• What is needed
Make an exact copy of the listing below.

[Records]

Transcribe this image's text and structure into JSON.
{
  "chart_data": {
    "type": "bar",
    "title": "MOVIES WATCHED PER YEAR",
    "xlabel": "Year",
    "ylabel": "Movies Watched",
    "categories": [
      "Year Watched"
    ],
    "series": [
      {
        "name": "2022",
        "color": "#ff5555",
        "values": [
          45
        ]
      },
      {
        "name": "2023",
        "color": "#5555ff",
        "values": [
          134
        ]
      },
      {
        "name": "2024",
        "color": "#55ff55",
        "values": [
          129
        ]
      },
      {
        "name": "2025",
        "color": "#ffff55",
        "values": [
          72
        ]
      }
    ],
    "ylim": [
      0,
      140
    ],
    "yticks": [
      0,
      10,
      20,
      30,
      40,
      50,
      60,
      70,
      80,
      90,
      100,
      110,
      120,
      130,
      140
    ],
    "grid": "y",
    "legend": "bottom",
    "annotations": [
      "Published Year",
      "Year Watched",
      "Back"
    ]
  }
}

• Correct answer
Transcribe this image's text and structure into JSON.
{
  "chart_data": {
    "type": "bar",
    "title": "MOVIES WATCHED PER YEAR",
    "xlabel": "Year",
    "ylabel": "Movies Watched",
    "categories": [
      "Year Watched"
    ],
    "series": [
      {
        "name": "2022",
        "color": "#ff5555",
        "values": [
          45
        ]
      },
      {
        "name": "2023",
        "color": "#5555ff",
        "values": [
          134
        ]
      },
      {
        "name": "2024",
        "color": "#55ff55",
        "values": [
          129
        ]
      },
      {
        "name": "2025",
        "color": "#ffff55",
        "values": [
          72
        ]
      }
    ],
    "ylim": [
      0,
      140
    ],
    "yticks": [
      0,
      10,
      20,
      30,
      40,
      50,
      60,
      70,
      80,
      90,
      100,
      110,
      120,
      130,
      140
    ],
    "grid": "y",
    "legend": "bottom",
    "annotations": [
      "Published Year",
      "Year Watched",
      "Back"
    ]
  }
}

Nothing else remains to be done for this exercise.